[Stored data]

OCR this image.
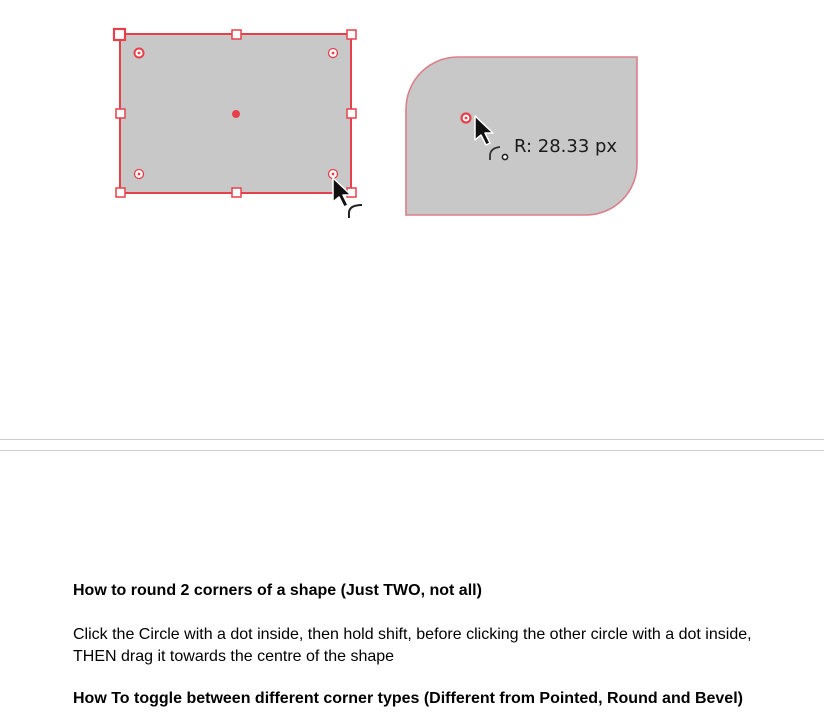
R: 28.33 px
How to round 2 corners of a shape (Just TWO, not all)
Click the Circle with a dot inside, then hold shift, before clicking the other circle with a dot inside, THEN drag it towards the centre of the shape
How To toggle between different corner types (Different from Pointed, Round and Bevel)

_Brief_. Find every line above that contains the word "shape", and return each one.

_Exercise answer_.
How to round 2 corners of a shape (Just TWO, not all)
Click the Circle with a dot inside, then hold shift, before clicking the other circle with a dot inside, THEN drag it towards the centre of the shape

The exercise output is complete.